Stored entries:
★ ★ ★

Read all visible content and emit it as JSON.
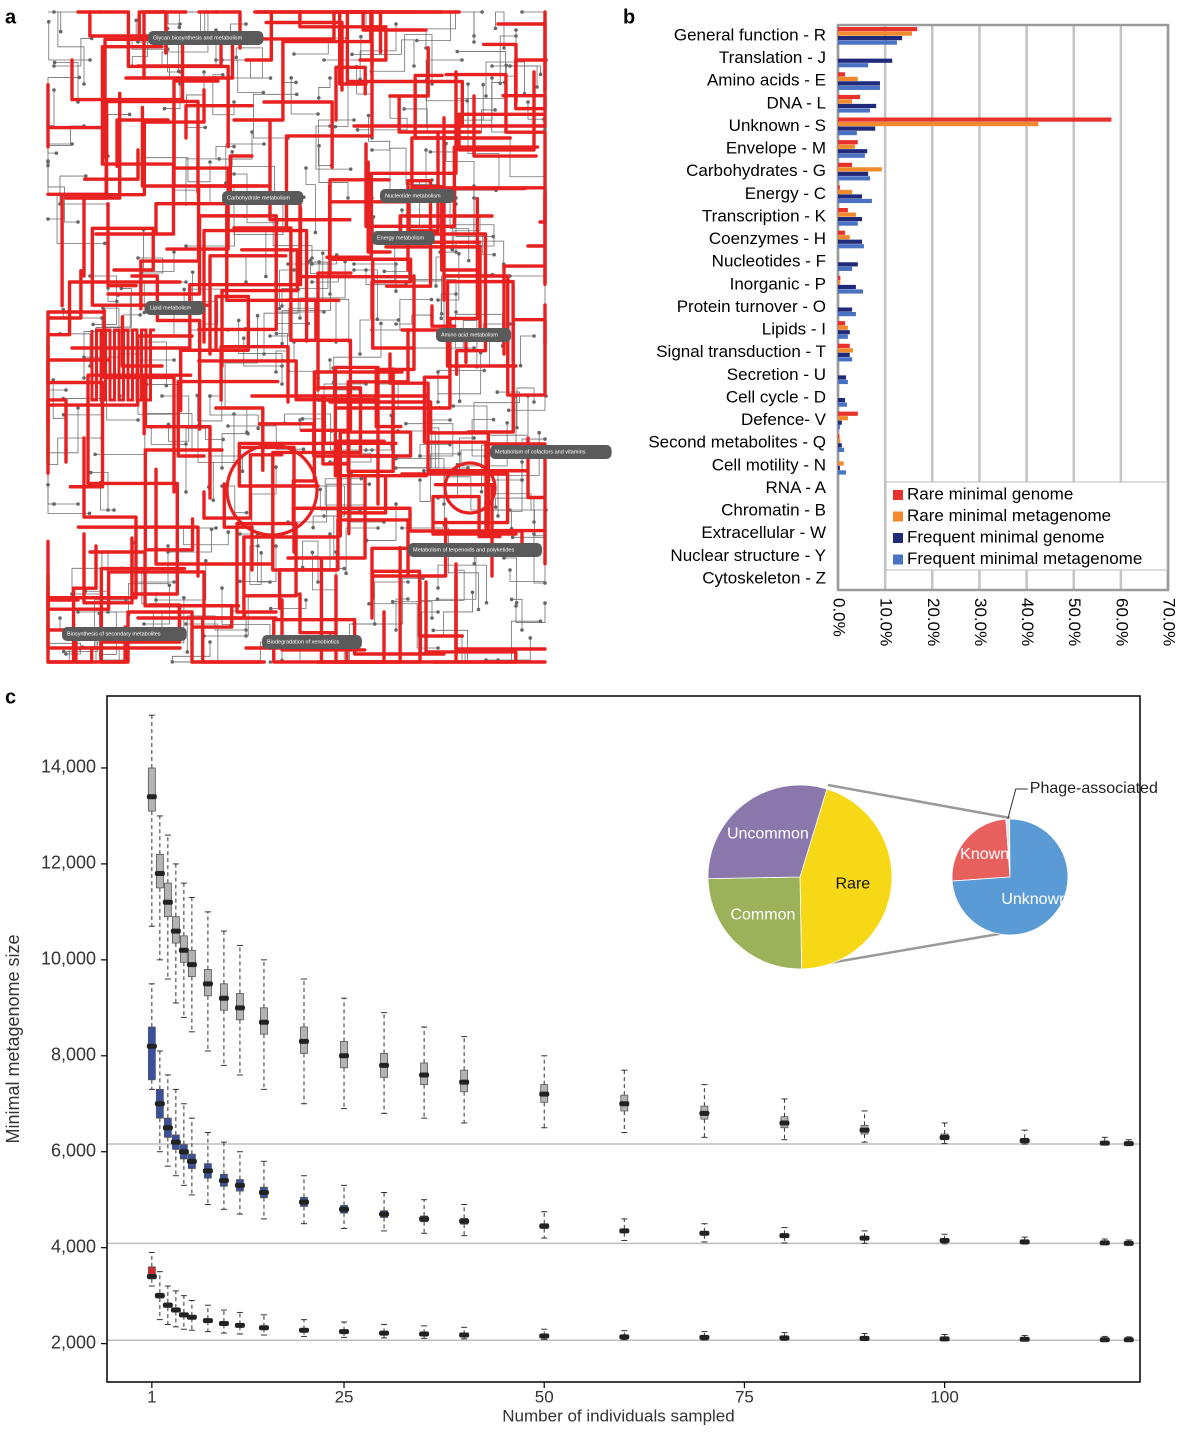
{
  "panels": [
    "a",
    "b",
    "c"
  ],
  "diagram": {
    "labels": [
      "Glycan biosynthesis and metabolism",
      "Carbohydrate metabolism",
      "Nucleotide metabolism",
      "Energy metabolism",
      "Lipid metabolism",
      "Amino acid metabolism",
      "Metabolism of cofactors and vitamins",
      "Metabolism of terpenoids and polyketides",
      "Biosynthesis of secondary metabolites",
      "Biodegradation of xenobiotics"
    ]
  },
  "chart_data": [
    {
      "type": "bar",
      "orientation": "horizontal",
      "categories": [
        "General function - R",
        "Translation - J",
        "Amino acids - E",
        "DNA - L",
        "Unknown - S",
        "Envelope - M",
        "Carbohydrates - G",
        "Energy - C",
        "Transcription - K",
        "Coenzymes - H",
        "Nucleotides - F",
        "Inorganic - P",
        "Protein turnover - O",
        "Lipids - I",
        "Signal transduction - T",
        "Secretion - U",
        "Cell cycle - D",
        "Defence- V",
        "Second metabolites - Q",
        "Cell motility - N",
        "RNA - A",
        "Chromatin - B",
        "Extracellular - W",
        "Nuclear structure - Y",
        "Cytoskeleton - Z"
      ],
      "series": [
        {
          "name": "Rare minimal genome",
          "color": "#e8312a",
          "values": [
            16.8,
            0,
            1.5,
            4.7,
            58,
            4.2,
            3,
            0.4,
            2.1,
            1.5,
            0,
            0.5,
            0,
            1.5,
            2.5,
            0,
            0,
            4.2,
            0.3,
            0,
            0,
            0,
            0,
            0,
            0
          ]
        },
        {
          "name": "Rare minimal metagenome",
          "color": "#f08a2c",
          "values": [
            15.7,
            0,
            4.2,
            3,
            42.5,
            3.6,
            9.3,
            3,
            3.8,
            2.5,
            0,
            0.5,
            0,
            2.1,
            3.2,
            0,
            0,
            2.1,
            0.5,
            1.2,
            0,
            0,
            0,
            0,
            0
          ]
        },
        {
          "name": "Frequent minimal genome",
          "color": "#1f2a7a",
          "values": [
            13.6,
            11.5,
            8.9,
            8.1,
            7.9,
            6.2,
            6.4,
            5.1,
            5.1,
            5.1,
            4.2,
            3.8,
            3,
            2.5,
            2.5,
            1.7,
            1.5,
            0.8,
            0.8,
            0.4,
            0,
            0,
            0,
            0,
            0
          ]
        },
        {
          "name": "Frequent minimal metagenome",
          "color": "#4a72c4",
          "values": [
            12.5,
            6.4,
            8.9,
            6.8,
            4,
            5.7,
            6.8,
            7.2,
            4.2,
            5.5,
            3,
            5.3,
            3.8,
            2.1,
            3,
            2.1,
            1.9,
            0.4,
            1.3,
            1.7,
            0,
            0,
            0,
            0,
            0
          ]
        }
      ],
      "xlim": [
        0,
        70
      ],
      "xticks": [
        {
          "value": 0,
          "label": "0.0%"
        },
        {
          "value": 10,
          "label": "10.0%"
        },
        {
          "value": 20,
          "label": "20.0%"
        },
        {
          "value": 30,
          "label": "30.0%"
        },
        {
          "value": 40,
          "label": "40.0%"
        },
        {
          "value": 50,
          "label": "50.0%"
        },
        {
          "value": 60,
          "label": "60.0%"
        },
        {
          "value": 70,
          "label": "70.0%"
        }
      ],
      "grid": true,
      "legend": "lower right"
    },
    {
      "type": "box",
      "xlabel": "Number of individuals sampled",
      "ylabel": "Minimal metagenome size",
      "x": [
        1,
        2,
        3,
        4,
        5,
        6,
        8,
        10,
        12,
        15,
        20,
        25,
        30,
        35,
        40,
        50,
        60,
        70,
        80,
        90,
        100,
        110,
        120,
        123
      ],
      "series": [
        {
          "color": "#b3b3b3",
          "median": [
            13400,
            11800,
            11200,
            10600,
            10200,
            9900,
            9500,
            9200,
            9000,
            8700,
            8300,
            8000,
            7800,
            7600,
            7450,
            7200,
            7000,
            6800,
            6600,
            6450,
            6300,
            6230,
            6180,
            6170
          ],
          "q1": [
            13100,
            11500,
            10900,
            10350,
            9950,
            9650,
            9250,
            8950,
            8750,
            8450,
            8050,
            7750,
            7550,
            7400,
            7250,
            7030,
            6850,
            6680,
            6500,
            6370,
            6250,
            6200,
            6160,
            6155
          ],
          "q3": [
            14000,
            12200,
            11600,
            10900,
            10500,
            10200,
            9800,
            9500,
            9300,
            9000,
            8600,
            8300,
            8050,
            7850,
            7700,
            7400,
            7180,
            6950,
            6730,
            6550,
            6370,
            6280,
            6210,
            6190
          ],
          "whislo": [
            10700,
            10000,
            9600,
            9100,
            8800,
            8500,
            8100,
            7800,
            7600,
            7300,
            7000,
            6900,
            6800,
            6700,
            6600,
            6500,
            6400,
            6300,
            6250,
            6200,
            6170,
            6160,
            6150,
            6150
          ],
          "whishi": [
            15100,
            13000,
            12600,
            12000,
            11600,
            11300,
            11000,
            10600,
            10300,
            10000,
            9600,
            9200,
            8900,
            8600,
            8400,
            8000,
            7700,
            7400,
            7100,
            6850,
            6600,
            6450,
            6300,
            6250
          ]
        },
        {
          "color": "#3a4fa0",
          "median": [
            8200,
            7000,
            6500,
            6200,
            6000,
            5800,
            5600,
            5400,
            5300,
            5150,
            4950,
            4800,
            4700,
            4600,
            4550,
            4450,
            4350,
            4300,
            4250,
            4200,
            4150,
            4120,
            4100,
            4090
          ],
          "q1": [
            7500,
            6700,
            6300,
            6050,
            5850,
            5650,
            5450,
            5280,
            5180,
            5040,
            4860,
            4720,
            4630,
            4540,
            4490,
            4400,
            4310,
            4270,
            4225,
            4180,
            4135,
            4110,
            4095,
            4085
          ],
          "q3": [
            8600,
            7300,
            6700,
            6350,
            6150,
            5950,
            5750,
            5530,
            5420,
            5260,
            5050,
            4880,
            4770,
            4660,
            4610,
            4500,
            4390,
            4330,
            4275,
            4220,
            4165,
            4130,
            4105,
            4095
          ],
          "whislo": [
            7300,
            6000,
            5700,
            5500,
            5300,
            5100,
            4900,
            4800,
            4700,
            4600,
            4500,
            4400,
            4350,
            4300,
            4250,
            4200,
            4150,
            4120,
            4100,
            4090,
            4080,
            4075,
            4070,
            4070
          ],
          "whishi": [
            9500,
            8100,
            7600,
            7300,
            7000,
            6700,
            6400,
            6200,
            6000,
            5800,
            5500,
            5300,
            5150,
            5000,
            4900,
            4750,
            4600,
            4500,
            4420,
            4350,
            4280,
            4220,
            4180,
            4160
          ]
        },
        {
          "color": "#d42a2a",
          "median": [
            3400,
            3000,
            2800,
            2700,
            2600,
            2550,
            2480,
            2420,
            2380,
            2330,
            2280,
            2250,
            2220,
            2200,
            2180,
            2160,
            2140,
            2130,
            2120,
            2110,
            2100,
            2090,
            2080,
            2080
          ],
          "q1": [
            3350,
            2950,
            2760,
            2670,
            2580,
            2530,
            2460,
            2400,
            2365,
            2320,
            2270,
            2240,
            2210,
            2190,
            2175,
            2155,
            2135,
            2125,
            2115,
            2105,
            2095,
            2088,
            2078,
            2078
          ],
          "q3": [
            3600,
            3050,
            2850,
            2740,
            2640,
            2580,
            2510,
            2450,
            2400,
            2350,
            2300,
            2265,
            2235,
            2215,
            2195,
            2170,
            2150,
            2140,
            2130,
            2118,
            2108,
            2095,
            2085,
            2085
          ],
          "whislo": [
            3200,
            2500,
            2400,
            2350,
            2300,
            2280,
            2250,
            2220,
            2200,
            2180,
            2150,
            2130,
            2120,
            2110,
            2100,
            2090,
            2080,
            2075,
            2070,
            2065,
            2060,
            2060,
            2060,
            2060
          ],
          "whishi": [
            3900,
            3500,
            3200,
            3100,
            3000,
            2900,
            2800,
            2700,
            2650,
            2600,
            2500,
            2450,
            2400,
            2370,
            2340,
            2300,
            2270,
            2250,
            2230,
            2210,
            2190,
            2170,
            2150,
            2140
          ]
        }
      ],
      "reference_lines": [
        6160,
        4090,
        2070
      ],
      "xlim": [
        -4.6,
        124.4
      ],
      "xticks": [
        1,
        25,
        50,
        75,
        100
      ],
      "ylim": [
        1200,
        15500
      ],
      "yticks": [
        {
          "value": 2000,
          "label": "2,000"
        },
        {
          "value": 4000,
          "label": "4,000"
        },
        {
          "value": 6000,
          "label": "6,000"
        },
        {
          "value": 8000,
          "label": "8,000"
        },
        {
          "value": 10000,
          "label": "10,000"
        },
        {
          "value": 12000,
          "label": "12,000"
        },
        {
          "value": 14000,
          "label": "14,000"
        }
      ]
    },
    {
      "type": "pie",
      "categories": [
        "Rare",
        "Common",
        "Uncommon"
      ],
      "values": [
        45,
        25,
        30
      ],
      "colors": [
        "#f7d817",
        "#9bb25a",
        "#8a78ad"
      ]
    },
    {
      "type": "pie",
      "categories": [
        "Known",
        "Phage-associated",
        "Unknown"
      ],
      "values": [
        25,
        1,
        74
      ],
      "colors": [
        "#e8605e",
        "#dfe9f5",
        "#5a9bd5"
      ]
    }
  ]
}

★ ★ ★

THE PROBLEM: All lines in the data that contain the word "Rare" should be copied.

ANSWER TO THIS EXERCISE:
          "name": "Rare minimal genome",
          "name": "Rare minimal metagenome",
        "Rare",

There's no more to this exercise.